# [Aim of the exercise]
Extract each line containing the string "take".

# [Data in this exercise]
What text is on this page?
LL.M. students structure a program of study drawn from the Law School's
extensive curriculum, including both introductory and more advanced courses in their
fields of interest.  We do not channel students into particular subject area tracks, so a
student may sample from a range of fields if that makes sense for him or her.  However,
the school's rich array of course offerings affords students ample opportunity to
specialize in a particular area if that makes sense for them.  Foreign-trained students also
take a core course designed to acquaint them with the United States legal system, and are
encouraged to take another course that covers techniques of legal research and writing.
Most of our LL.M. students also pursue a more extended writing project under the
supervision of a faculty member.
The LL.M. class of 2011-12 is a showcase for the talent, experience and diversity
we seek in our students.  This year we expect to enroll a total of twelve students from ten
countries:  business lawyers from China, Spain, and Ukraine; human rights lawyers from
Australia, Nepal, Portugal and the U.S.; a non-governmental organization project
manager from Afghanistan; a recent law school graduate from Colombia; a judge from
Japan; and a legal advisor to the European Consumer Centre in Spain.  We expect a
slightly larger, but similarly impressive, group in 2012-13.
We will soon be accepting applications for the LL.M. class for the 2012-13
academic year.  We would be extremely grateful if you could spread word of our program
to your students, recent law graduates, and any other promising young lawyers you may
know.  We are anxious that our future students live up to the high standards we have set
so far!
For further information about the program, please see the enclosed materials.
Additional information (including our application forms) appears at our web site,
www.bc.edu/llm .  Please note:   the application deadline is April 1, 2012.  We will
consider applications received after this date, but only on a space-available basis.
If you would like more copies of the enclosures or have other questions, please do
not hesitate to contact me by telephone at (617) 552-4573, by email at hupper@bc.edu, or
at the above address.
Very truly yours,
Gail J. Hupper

# [Finished exercise]
take a core course designed to acquaint them with the United States legal system, and are
encouraged to take another course that covers techniques of legal research and writing.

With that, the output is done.